GOAL - Transcribe the material in full. Nothing should differ except that the pictures are left out.
━━━
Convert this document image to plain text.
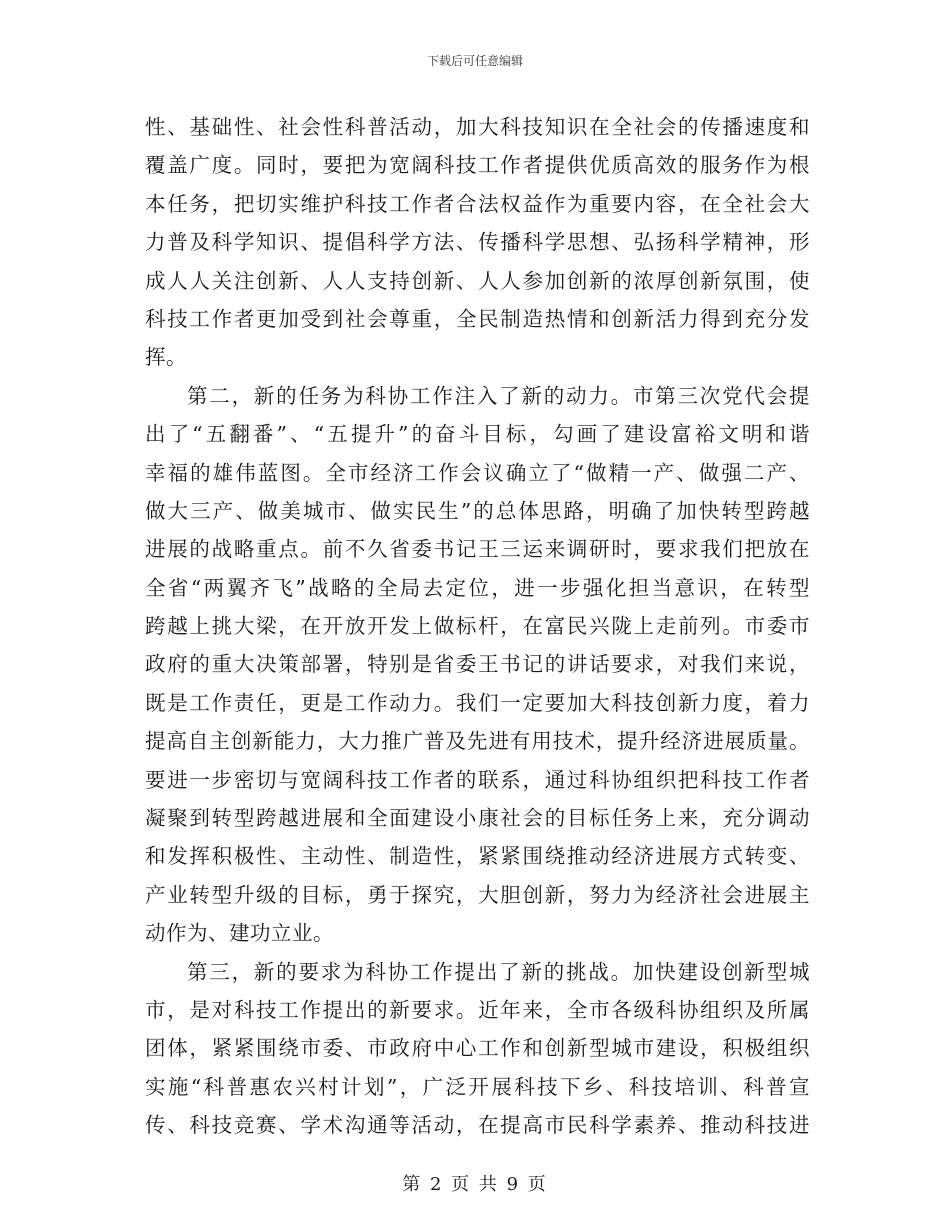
下载后可任意编辑
性、基础性、社会性科普活动，加大科技知识在全社会的传播速度和
覆盖广度。同时，要把为宽阔科技工作者提供优质高效的服务作为根
本任务，把切实维护科技工作者合法权益作为重要内容，在全社会大
力普及科学知识、提倡科学方法、传播科学思想、弘扬科学精神，形
成人人关注创新、人人支持创新、人人参加创新的浓厚创新氛围，使
科技工作者更加受到社会尊重，全民制造热情和创新活力得到充分发
挥。
第二，新的任务为科协工作注入了新的动力。市第三次党代会提
出了“五翻番”、“五提升”的奋斗目标，勾画了建设富裕文明和谐
幸福的雄伟蓝图。全市经济工作会议确立了“做精一产、做强二产、
做大三产、做美城市、做实民生”的总体思路，明确了加快转型跨越
进展的战略重点。前不久省委书记王三运来调研时，要求我们把放在
全省“两翼齐飞”战略的全局去定位，进一步强化担当意识，在转型
跨越上挑大梁，在开放开发上做标杆，在富民兴陇上走前列。市委市
政府的重大决策部署，特别是省委王书记的讲话要求，对我们来说，
既是工作责任，更是工作动力。我们一定要加大科技创新力度，着力
提高自主创新能力，大力推广普及先进有用技术，提升经济进展质量。
要进一步密切与宽阔科技工作者的联系，通过科协组织把科技工作者
凝聚到转型跨越进展和全面建设小康社会的目标任务上来，充分调动
和发挥积极性、主动性、制造性，紧紧围绕推动经济进展方式转变、
产业转型升级的目标，勇于探究，大胆创新，努力为经济社会进展主
动作为、建功立业。
第三，新的要求为科协工作提出了新的挑战。加快建设创新型城
市，是对科技工作提出的新要求。近年来，全市各级科协组织及所属
团体，紧紧围绕市委、市政府中心工作和创新型城市建设，积极组织
实施“科普惠农兴村计划”，广泛开展科技下乡、科技培训、科普宣
传、科技竞赛、学术沟通等活动，在提高市民科学素养、推动科技进
第 2 页 共 9 页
━━━
REPLY TO THE EXERCISE -
Convert this document image to plain text.
下载后可任意编辑
性、基础性、社会性科普活动，加大科技知识在全社会的传播速度和
覆盖广度。同时，要把为宽阔科技工作者提供优质高效的服务作为根
本任务，把切实维护科技工作者合法权益作为重要内容，在全社会大
力普及科学知识、提倡科学方法、传播科学思想、弘扬科学精神，形
成人人关注创新、人人支持创新、人人参加创新的浓厚创新氛围，使
科技工作者更加受到社会尊重，全民制造热情和创新活力得到充分发
挥。
第二，新的任务为科协工作注入了新的动力。市第三次党代会提
出了“五翻番”、“五提升”的奋斗目标，勾画了建设富裕文明和谐
幸福的雄伟蓝图。全市经济工作会议确立了“做精一产、做强二产、
做大三产、做美城市、做实民生”的总体思路，明确了加快转型跨越
进展的战略重点。前不久省委书记王三运来调研时，要求我们把放在
全省“两翼齐飞”战略的全局去定位，进一步强化担当意识，在转型
跨越上挑大梁，在开放开发上做标杆，在富民兴陇上走前列。市委市
政府的重大决策部署，特别是省委王书记的讲话要求，对我们来说，
既是工作责任，更是工作动力。我们一定要加大科技创新力度，着力
提高自主创新能力，大力推广普及先进有用技术，提升经济进展质量。
要进一步密切与宽阔科技工作者的联系，通过科协组织把科技工作者
凝聚到转型跨越进展和全面建设小康社会的目标任务上来，充分调动
和发挥积极性、主动性、制造性，紧紧围绕推动经济进展方式转变、
产业转型升级的目标，勇于探究，大胆创新，努力为经济社会进展主
动作为、建功立业。
第三，新的要求为科协工作提出了新的挑战。加快建设创新型城
市，是对科技工作提出的新要求。近年来，全市各级科协组织及所属
团体，紧紧围绕市委、市政府中心工作和创新型城市建设，积极组织
实施“科普惠农兴村计划”，广泛开展科技下乡、科技培训、科普宣
传、科技竞赛、学术沟通等活动，在提高市民科学素养、推动科技进
第 2 页 共 9 页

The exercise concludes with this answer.